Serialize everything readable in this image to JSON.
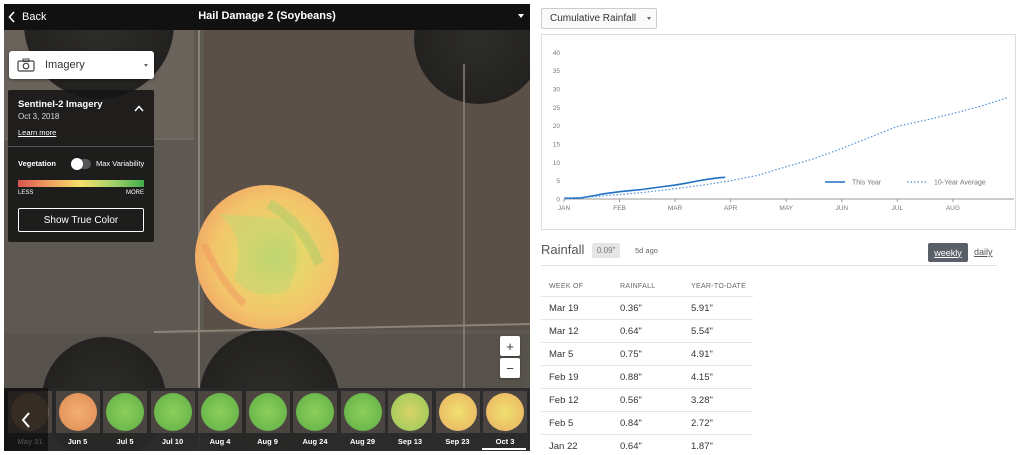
{
  "header": {
    "back_label": "Back",
    "title": "Hail Damage 2 (Soybeans)"
  },
  "imagery_dropdown": {
    "label": "Imagery"
  },
  "imagery_panel": {
    "title": "Sentinel-2 Imagery",
    "date": "Oct 3, 2018",
    "learn_more": "Learn more",
    "vegetation_label": "Vegetation",
    "toggle_label": "Max Variability",
    "legend_less": "LESS",
    "legend_more": "MORE",
    "true_color_button": "Show True Color"
  },
  "map_controls": {
    "zoom_in": "+",
    "zoom_out": "−"
  },
  "timeline": {
    "thumbnails": [
      {
        "label": "May 31",
        "tone": "dim"
      },
      {
        "label": "Jun 5",
        "tone": "orange"
      },
      {
        "label": "Jul 5",
        "tone": "green"
      },
      {
        "label": "Jul 10",
        "tone": "green"
      },
      {
        "label": "Aug 4",
        "tone": "green"
      },
      {
        "label": "Aug 9",
        "tone": "green"
      },
      {
        "label": "Aug 24",
        "tone": "green"
      },
      {
        "label": "Aug 29",
        "tone": "green"
      },
      {
        "label": "Sep 13",
        "tone": "mixed"
      },
      {
        "label": "Sep 23",
        "tone": "yellow"
      },
      {
        "label": "Oct 3",
        "tone": "yellow"
      }
    ],
    "selected": "Oct 3"
  },
  "rainfall_dropdown": {
    "label": "Cumulative Rainfall"
  },
  "chart_data": {
    "type": "line",
    "title": "",
    "xlabel": "",
    "ylabel": "",
    "x_ticks": [
      "JAN",
      "FEB",
      "MAR",
      "APR",
      "MAY",
      "JUN",
      "JUL",
      "AUG"
    ],
    "y_ticks": [
      0,
      5,
      10,
      15,
      20,
      25,
      30,
      35,
      40
    ],
    "ylim": [
      0,
      42
    ],
    "xlim": [
      0,
      8.1
    ],
    "legend_position": "bottom-right",
    "grid": false,
    "series": [
      {
        "name": "This Year",
        "style": "solid",
        "color": "#1f6fc5",
        "x": [
          0,
          0.3,
          0.5,
          0.7,
          1.0,
          1.2,
          1.4,
          1.6,
          1.8,
          2.0,
          2.2,
          2.4,
          2.6,
          2.8,
          2.9
        ],
        "y": [
          0.2,
          0.3,
          0.8,
          1.4,
          2.0,
          2.3,
          2.6,
          3.0,
          3.4,
          3.8,
          4.3,
          4.9,
          5.4,
          5.8,
          5.91
        ]
      },
      {
        "name": "10-Year Average",
        "style": "dotted",
        "color": "#4a90d9",
        "x": [
          0,
          0.5,
          1.0,
          1.5,
          2.0,
          2.5,
          3.0,
          3.5,
          4.0,
          4.5,
          5.0,
          5.5,
          6.0,
          6.5,
          7.0,
          7.5,
          8.0
        ],
        "y": [
          0.1,
          0.6,
          1.2,
          1.9,
          2.8,
          3.8,
          5.0,
          6.5,
          8.8,
          11.0,
          13.8,
          16.8,
          19.8,
          21.5,
          23.3,
          25.3,
          27.7
        ]
      }
    ]
  },
  "rainfall": {
    "title": "Rainfall",
    "latest_value": "0.09\"",
    "latest_ago": "5d ago",
    "weekly_label": "weekly",
    "daily_label": "daily",
    "columns": [
      "WEEK OF",
      "RAINFALL",
      "YEAR-TO-DATE"
    ],
    "rows": [
      {
        "week": "Mar 19",
        "rain": "0.36\"",
        "ytd": "5.91\""
      },
      {
        "week": "Mar 12",
        "rain": "0.64\"",
        "ytd": "5.54\""
      },
      {
        "week": "Mar 5",
        "rain": "0.75\"",
        "ytd": "4.91\""
      },
      {
        "week": "Feb 19",
        "rain": "0.88\"",
        "ytd": "4.15\""
      },
      {
        "week": "Feb 12",
        "rain": "0.56\"",
        "ytd": "3.28\""
      },
      {
        "week": "Feb 5",
        "rain": "0.84\"",
        "ytd": "2.72\""
      },
      {
        "week": "Jan 22",
        "rain": "0.64\"",
        "ytd": "1.87\""
      }
    ]
  }
}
+--
THE EXERCISE:
Quote the entries above word for word. Leave the images out.

FULL OUTPUT:
Serialize everything readable in this image to JSON.
{
  "header": {
    "back_label": "Back",
    "title": "Hail Damage 2 (Soybeans)"
  },
  "imagery_dropdown": {
    "label": "Imagery"
  },
  "imagery_panel": {
    "title": "Sentinel-2 Imagery",
    "date": "Oct 3, 2018",
    "learn_more": "Learn more",
    "vegetation_label": "Vegetation",
    "toggle_label": "Max Variability",
    "legend_less": "LESS",
    "legend_more": "MORE",
    "true_color_button": "Show True Color"
  },
  "map_controls": {
    "zoom_in": "+",
    "zoom_out": "−"
  },
  "timeline": {
    "thumbnails": [
      {
        "label": "May 31",
        "tone": "dim"
      },
      {
        "label": "Jun 5",
        "tone": "orange"
      },
      {
        "label": "Jul 5",
        "tone": "green"
      },
      {
        "label": "Jul 10",
        "tone": "green"
      },
      {
        "label": "Aug 4",
        "tone": "green"
      },
      {
        "label": "Aug 9",
        "tone": "green"
      },
      {
        "label": "Aug 24",
        "tone": "green"
      },
      {
        "label": "Aug 29",
        "tone": "green"
      },
      {
        "label": "Sep 13",
        "tone": "mixed"
      },
      {
        "label": "Sep 23",
        "tone": "yellow"
      },
      {
        "label": "Oct 3",
        "tone": "yellow"
      }
    ],
    "selected": "Oct 3"
  },
  "rainfall_dropdown": {
    "label": "Cumulative Rainfall"
  },
  "chart_data": {
    "type": "line",
    "title": "",
    "xlabel": "",
    "ylabel": "",
    "x_ticks": [
      "JAN",
      "FEB",
      "MAR",
      "APR",
      "MAY",
      "JUN",
      "JUL",
      "AUG"
    ],
    "y_ticks": [
      0,
      5,
      10,
      15,
      20,
      25,
      30,
      35,
      40
    ],
    "ylim": [
      0,
      42
    ],
    "xlim": [
      0,
      8.1
    ],
    "legend_position": "bottom-right",
    "grid": false,
    "series": [
      {
        "name": "This Year",
        "style": "solid",
        "color": "#1f6fc5",
        "x": [
          0,
          0.3,
          0.5,
          0.7,
          1.0,
          1.2,
          1.4,
          1.6,
          1.8,
          2.0,
          2.2,
          2.4,
          2.6,
          2.8,
          2.9
        ],
        "y": [
          0.2,
          0.3,
          0.8,
          1.4,
          2.0,
          2.3,
          2.6,
          3.0,
          3.4,
          3.8,
          4.3,
          4.9,
          5.4,
          5.8,
          5.91
        ]
      },
      {
        "name": "10-Year Average",
        "style": "dotted",
        "color": "#4a90d9",
        "x": [
          0,
          0.5,
          1.0,
          1.5,
          2.0,
          2.5,
          3.0,
          3.5,
          4.0,
          4.5,
          5.0,
          5.5,
          6.0,
          6.5,
          7.0,
          7.5,
          8.0
        ],
        "y": [
          0.1,
          0.6,
          1.2,
          1.9,
          2.8,
          3.8,
          5.0,
          6.5,
          8.8,
          11.0,
          13.8,
          16.8,
          19.8,
          21.5,
          23.3,
          25.3,
          27.7
        ]
      }
    ]
  },
  "rainfall": {
    "title": "Rainfall",
    "latest_value": "0.09\"",
    "latest_ago": "5d ago",
    "weekly_label": "weekly",
    "daily_label": "daily",
    "columns": [
      "WEEK OF",
      "RAINFALL",
      "YEAR-TO-DATE"
    ],
    "rows": [
      {
        "week": "Mar 19",
        "rain": "0.36\"",
        "ytd": "5.91\""
      },
      {
        "week": "Mar 12",
        "rain": "0.64\"",
        "ytd": "5.54\""
      },
      {
        "week": "Mar 5",
        "rain": "0.75\"",
        "ytd": "4.91\""
      },
      {
        "week": "Feb 19",
        "rain": "0.88\"",
        "ytd": "4.15\""
      },
      {
        "week": "Feb 12",
        "rain": "0.56\"",
        "ytd": "3.28\""
      },
      {
        "week": "Feb 5",
        "rain": "0.84\"",
        "ytd": "2.72\""
      },
      {
        "week": "Jan 22",
        "rain": "0.64\"",
        "ytd": "1.87\""
      }
    ]
  }
}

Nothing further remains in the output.